▶ MATERIAL FOR THIS EXERCISE:
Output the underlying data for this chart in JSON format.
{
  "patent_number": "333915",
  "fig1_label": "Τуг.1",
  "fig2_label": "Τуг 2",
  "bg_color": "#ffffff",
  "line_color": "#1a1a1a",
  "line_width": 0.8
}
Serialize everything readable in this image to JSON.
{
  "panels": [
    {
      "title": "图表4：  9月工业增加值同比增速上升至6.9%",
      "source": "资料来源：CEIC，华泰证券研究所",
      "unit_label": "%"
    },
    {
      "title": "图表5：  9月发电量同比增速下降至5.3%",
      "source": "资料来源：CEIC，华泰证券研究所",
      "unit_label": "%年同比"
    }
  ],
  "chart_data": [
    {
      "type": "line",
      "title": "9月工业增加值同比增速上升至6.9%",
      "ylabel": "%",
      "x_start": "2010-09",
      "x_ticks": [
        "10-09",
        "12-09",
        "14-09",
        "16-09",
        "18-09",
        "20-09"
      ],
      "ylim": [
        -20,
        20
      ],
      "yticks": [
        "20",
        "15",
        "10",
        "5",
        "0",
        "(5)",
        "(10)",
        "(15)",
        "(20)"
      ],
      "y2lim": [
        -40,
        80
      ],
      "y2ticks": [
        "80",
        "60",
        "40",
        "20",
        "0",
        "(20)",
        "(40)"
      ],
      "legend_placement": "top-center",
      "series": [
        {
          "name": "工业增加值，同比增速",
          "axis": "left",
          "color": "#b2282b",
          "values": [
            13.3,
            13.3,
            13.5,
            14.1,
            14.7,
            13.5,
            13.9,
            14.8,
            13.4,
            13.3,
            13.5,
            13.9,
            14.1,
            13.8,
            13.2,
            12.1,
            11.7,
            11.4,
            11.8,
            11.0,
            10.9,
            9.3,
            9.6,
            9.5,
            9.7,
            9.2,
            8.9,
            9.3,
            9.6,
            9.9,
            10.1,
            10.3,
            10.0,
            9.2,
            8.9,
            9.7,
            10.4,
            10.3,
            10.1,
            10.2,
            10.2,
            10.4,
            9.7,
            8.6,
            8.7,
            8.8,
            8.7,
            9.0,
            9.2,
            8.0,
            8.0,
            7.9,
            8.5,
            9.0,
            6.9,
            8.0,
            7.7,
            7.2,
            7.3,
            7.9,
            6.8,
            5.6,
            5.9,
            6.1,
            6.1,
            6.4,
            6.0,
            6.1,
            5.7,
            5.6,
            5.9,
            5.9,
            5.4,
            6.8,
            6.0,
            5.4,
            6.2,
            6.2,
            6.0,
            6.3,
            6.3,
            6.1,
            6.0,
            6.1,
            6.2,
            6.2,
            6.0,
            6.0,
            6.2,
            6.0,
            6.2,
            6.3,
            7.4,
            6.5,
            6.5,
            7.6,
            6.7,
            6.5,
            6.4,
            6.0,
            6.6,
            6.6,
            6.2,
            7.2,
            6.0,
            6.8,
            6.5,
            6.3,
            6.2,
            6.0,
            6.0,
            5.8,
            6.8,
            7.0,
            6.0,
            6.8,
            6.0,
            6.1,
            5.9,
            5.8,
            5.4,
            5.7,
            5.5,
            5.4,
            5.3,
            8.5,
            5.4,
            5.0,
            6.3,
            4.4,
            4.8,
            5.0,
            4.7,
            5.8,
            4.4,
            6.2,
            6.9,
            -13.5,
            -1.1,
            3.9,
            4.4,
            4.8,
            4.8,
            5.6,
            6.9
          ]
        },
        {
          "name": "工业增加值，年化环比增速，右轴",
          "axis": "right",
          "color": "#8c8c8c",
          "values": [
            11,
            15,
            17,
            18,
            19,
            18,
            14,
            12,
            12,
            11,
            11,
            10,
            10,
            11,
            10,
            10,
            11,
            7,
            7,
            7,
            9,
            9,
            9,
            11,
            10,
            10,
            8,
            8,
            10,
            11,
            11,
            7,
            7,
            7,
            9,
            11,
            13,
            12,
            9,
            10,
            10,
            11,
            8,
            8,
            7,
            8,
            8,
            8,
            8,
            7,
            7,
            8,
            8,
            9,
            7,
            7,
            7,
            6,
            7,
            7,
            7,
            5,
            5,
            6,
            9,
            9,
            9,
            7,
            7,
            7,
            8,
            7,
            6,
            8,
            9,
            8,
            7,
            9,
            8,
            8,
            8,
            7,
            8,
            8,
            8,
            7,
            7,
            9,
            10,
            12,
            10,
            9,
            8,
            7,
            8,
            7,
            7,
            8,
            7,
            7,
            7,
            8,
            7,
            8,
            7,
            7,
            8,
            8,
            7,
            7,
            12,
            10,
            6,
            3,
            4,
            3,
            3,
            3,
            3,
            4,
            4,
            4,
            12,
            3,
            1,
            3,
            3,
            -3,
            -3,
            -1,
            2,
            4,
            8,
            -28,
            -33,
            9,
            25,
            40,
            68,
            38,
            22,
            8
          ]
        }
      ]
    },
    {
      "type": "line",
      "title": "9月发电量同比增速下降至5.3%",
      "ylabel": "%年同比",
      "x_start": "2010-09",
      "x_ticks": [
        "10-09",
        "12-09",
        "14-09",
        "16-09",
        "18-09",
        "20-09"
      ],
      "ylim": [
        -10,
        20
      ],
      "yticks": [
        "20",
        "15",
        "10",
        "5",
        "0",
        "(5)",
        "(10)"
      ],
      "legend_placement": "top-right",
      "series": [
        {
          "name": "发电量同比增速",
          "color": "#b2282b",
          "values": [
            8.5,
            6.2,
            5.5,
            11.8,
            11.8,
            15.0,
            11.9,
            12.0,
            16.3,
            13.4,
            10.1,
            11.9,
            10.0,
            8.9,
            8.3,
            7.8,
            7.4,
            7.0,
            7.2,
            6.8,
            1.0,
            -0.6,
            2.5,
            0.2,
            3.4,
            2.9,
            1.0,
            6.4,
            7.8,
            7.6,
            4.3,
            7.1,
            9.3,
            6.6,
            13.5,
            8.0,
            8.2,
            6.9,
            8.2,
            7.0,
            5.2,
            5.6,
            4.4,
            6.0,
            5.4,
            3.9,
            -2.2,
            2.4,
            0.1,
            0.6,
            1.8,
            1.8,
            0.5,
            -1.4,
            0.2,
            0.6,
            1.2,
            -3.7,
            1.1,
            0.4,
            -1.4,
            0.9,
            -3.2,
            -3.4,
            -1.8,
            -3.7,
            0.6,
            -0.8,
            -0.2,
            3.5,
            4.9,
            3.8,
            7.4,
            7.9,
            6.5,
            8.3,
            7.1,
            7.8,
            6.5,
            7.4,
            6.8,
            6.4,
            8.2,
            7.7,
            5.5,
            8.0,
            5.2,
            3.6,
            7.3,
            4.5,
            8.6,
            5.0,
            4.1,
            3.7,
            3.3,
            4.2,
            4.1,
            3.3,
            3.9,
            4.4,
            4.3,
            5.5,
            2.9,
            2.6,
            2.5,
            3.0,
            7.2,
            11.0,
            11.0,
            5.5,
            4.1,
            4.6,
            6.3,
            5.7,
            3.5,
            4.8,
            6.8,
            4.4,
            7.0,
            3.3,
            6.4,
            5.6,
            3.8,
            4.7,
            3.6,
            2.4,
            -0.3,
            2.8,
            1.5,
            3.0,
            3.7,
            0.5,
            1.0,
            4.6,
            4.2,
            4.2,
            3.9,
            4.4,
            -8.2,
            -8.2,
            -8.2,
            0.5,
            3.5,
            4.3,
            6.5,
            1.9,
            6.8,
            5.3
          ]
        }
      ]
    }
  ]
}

▶ YOUR OBJECTIVE: Reproduce each line verbatim.

▶ EXERCISE ANSWER:
Output the underlying data for this chart in JSON format.
{
  "patent_number": "333915",
  "fig1_label": "Τуг.1",
  "fig2_label": "Τуг 2",
  "bg_color": "#ffffff",
  "line_color": "#1a1a1a",
  "line_width": 0.8
}
Serialize everything readable in this image to JSON.
{
  "panels": [
    {
      "title": "图表4：  9月工业增加值同比增速上升至6.9%",
      "source": "资料来源：CEIC，华泰证券研究所",
      "unit_label": "%"
    },
    {
      "title": "图表5：  9月发电量同比增速下降至5.3%",
      "source": "资料来源：CEIC，华泰证券研究所",
      "unit_label": "%年同比"
    }
  ],
  "chart_data": [
    {
      "type": "line",
      "title": "9月工业增加值同比增速上升至6.9%",
      "ylabel": "%",
      "x_start": "2010-09",
      "x_ticks": [
        "10-09",
        "12-09",
        "14-09",
        "16-09",
        "18-09",
        "20-09"
      ],
      "ylim": [
        -20,
        20
      ],
      "yticks": [
        "20",
        "15",
        "10",
        "5",
        "0",
        "(5)",
        "(10)",
        "(15)",
        "(20)"
      ],
      "y2lim": [
        -40,
        80
      ],
      "y2ticks": [
        "80",
        "60",
        "40",
        "20",
        "0",
        "(20)",
        "(40)"
      ],
      "legend_placement": "top-center",
      "series": [
        {
          "name": "工业增加值，同比增速",
          "axis": "left",
          "color": "#b2282b",
          "values": [
            13.3,
            13.3,
            13.5,
            14.1,
            14.7,
            13.5,
            13.9,
            14.8,
            13.4,
            13.3,
            13.5,
            13.9,
            14.1,
            13.8,
            13.2,
            12.1,
            11.7,
            11.4,
            11.8,
            11.0,
            10.9,
            9.3,
            9.6,
            9.5,
            9.7,
            9.2,
            8.9,
            9.3,
            9.6,
            9.9,
            10.1,
            10.3,
            10.0,
            9.2,
            8.9,
            9.7,
            10.4,
            10.3,
            10.1,
            10.2,
            10.2,
            10.4,
            9.7,
            8.6,
            8.7,
            8.8,
            8.7,
            9.0,
            9.2,
            8.0,
            8.0,
            7.9,
            8.5,
            9.0,
            6.9,
            8.0,
            7.7,
            7.2,
            7.3,
            7.9,
            6.8,
            5.6,
            5.9,
            6.1,
            6.1,
            6.4,
            6.0,
            6.1,
            5.7,
            5.6,
            5.9,
            5.9,
            5.4,
            6.8,
            6.0,
            5.4,
            6.2,
            6.2,
            6.0,
            6.3,
            6.3,
            6.1,
            6.0,
            6.1,
            6.2,
            6.2,
            6.0,
            6.0,
            6.2,
            6.0,
            6.2,
            6.3,
            7.4,
            6.5,
            6.5,
            7.6,
            6.7,
            6.5,
            6.4,
            6.0,
            6.6,
            6.6,
            6.2,
            7.2,
            6.0,
            6.8,
            6.5,
            6.3,
            6.2,
            6.0,
            6.0,
            5.8,
            6.8,
            7.0,
            6.0,
            6.8,
            6.0,
            6.1,
            5.9,
            5.8,
            5.4,
            5.7,
            5.5,
            5.4,
            5.3,
            8.5,
            5.4,
            5.0,
            6.3,
            4.4,
            4.8,
            5.0,
            4.7,
            5.8,
            4.4,
            6.2,
            6.9,
            -13.5,
            -1.1,
            3.9,
            4.4,
            4.8,
            4.8,
            5.6,
            6.9
          ]
        },
        {
          "name": "工业增加值，年化环比增速，右轴",
          "axis": "right",
          "color": "#8c8c8c",
          "values": [
            11,
            15,
            17,
            18,
            19,
            18,
            14,
            12,
            12,
            11,
            11,
            10,
            10,
            11,
            10,
            10,
            11,
            7,
            7,
            7,
            9,
            9,
            9,
            11,
            10,
            10,
            8,
            8,
            10,
            11,
            11,
            7,
            7,
            7,
            9,
            11,
            13,
            12,
            9,
            10,
            10,
            11,
            8,
            8,
            7,
            8,
            8,
            8,
            8,
            7,
            7,
            8,
            8,
            9,
            7,
            7,
            7,
            6,
            7,
            7,
            7,
            5,
            5,
            6,
            9,
            9,
            9,
            7,
            7,
            7,
            8,
            7,
            6,
            8,
            9,
            8,
            7,
            9,
            8,
            8,
            8,
            7,
            8,
            8,
            8,
            7,
            7,
            9,
            10,
            12,
            10,
            9,
            8,
            7,
            8,
            7,
            7,
            8,
            7,
            7,
            7,
            8,
            7,
            8,
            7,
            7,
            8,
            8,
            7,
            7,
            12,
            10,
            6,
            3,
            4,
            3,
            3,
            3,
            3,
            4,
            4,
            4,
            12,
            3,
            1,
            3,
            3,
            -3,
            -3,
            -1,
            2,
            4,
            8,
            -28,
            -33,
            9,
            25,
            40,
            68,
            38,
            22,
            8
          ]
        }
      ]
    },
    {
      "type": "line",
      "title": "9月发电量同比增速下降至5.3%",
      "ylabel": "%年同比",
      "x_start": "2010-09",
      "x_ticks": [
        "10-09",
        "12-09",
        "14-09",
        "16-09",
        "18-09",
        "20-09"
      ],
      "ylim": [
        -10,
        20
      ],
      "yticks": [
        "20",
        "15",
        "10",
        "5",
        "0",
        "(5)",
        "(10)"
      ],
      "legend_placement": "top-right",
      "series": [
        {
          "name": "发电量同比增速",
          "color": "#b2282b",
          "values": [
            8.5,
            6.2,
            5.5,
            11.8,
            11.8,
            15.0,
            11.9,
            12.0,
            16.3,
            13.4,
            10.1,
            11.9,
            10.0,
            8.9,
            8.3,
            7.8,
            7.4,
            7.0,
            7.2,
            6.8,
            1.0,
            -0.6,
            2.5,
            0.2,
            3.4,
            2.9,
            1.0,
            6.4,
            7.8,
            7.6,
            4.3,
            7.1,
            9.3,
            6.6,
            13.5,
            8.0,
            8.2,
            6.9,
            8.2,
            7.0,
            5.2,
            5.6,
            4.4,
            6.0,
            5.4,
            3.9,
            -2.2,
            2.4,
            0.1,
            0.6,
            1.8,
            1.8,
            0.5,
            -1.4,
            0.2,
            0.6,
            1.2,
            -3.7,
            1.1,
            0.4,
            -1.4,
            0.9,
            -3.2,
            -3.4,
            -1.8,
            -3.7,
            0.6,
            -0.8,
            -0.2,
            3.5,
            4.9,
            3.8,
            7.4,
            7.9,
            6.5,
            8.3,
            7.1,
            7.8,
            6.5,
            7.4,
            6.8,
            6.4,
            8.2,
            7.7,
            5.5,
            8.0,
            5.2,
            3.6,
            7.3,
            4.5,
            8.6,
            5.0,
            4.1,
            3.7,
            3.3,
            4.2,
            4.1,
            3.3,
            3.9,
            4.4,
            4.3,
            5.5,
            2.9,
            2.6,
            2.5,
            3.0,
            7.2,
            11.0,
            11.0,
            5.5,
            4.1,
            4.6,
            6.3,
            5.7,
            3.5,
            4.8,
            6.8,
            4.4,
            7.0,
            3.3,
            6.4,
            5.6,
            3.8,
            4.7,
            3.6,
            2.4,
            -0.3,
            2.8,
            1.5,
            3.0,
            3.7,
            0.5,
            1.0,
            4.6,
            4.2,
            4.2,
            3.9,
            4.4,
            -8.2,
            -8.2,
            -8.2,
            0.5,
            3.5,
            4.3,
            6.5,
            1.9,
            6.8,
            5.3
          ]
        }
      ]
    }
  ]
}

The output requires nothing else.